§ **AIM OF THE TASK**
Count lines with "rgba" in them. Report only the total.

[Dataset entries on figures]

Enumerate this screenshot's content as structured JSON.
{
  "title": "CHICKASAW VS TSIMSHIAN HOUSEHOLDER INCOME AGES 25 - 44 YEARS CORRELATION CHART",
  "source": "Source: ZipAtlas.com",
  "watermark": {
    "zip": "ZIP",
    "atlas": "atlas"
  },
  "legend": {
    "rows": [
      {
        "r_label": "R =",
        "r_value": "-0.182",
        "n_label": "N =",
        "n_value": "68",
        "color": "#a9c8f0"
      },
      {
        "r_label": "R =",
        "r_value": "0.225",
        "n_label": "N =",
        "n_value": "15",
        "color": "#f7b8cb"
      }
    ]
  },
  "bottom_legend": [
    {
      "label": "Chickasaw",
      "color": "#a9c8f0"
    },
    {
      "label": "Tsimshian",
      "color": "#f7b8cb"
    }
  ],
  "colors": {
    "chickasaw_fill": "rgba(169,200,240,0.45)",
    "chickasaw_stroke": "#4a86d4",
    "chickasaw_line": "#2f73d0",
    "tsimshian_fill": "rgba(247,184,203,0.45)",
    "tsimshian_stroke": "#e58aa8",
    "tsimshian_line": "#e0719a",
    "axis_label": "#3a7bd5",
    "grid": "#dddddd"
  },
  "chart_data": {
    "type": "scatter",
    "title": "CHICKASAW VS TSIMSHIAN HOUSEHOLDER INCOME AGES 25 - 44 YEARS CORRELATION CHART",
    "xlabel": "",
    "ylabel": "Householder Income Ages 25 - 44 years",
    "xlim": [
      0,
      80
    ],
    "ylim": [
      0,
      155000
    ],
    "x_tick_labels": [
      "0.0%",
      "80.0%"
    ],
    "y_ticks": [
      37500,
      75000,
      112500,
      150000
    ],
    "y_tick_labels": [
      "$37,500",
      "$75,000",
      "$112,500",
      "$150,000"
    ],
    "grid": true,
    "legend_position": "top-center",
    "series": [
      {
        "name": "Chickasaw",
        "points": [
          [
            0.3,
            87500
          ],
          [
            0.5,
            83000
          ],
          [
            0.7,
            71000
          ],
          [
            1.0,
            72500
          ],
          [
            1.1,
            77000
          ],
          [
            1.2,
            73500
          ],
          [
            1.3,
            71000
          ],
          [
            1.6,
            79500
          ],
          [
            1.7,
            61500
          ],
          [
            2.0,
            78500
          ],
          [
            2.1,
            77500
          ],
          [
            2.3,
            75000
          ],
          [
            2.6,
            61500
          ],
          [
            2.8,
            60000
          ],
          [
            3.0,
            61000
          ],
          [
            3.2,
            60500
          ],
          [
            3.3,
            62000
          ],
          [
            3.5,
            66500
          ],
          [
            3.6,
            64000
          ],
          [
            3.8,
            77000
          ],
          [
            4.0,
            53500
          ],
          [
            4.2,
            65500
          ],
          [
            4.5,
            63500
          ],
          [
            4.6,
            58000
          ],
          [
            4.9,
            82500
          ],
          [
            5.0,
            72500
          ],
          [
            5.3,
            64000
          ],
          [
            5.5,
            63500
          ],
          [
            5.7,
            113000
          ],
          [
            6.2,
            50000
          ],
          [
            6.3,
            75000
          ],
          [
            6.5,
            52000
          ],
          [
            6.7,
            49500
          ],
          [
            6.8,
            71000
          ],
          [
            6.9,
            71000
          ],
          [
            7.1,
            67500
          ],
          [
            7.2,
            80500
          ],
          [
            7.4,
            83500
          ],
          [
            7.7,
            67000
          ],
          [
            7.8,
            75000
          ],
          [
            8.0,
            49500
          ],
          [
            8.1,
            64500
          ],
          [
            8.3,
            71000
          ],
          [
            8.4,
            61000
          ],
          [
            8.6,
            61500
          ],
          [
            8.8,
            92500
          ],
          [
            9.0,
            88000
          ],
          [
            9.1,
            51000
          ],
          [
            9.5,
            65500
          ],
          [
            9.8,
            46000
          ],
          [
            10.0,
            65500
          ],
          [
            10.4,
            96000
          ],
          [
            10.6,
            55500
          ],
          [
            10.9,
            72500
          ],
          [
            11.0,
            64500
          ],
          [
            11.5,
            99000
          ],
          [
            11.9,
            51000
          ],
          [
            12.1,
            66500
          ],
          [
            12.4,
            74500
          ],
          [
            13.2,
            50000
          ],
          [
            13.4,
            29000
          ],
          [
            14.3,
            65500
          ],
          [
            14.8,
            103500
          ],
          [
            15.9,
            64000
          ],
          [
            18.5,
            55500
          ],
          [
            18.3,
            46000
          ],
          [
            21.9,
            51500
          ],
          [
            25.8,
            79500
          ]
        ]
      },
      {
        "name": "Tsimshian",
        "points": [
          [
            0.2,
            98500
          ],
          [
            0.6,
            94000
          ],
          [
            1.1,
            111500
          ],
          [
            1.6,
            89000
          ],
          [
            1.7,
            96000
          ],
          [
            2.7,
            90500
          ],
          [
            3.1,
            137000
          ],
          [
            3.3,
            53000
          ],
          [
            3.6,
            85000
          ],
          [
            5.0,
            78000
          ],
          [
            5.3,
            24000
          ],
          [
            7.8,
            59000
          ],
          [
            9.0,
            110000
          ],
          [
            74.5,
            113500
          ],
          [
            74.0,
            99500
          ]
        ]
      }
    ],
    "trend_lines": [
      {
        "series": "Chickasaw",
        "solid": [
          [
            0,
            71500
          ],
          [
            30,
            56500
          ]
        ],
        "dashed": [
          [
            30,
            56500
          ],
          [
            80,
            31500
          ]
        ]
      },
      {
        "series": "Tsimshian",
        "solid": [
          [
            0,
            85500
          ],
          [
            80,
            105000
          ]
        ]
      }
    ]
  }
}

§ **ANSWER FOR THE TASK**
2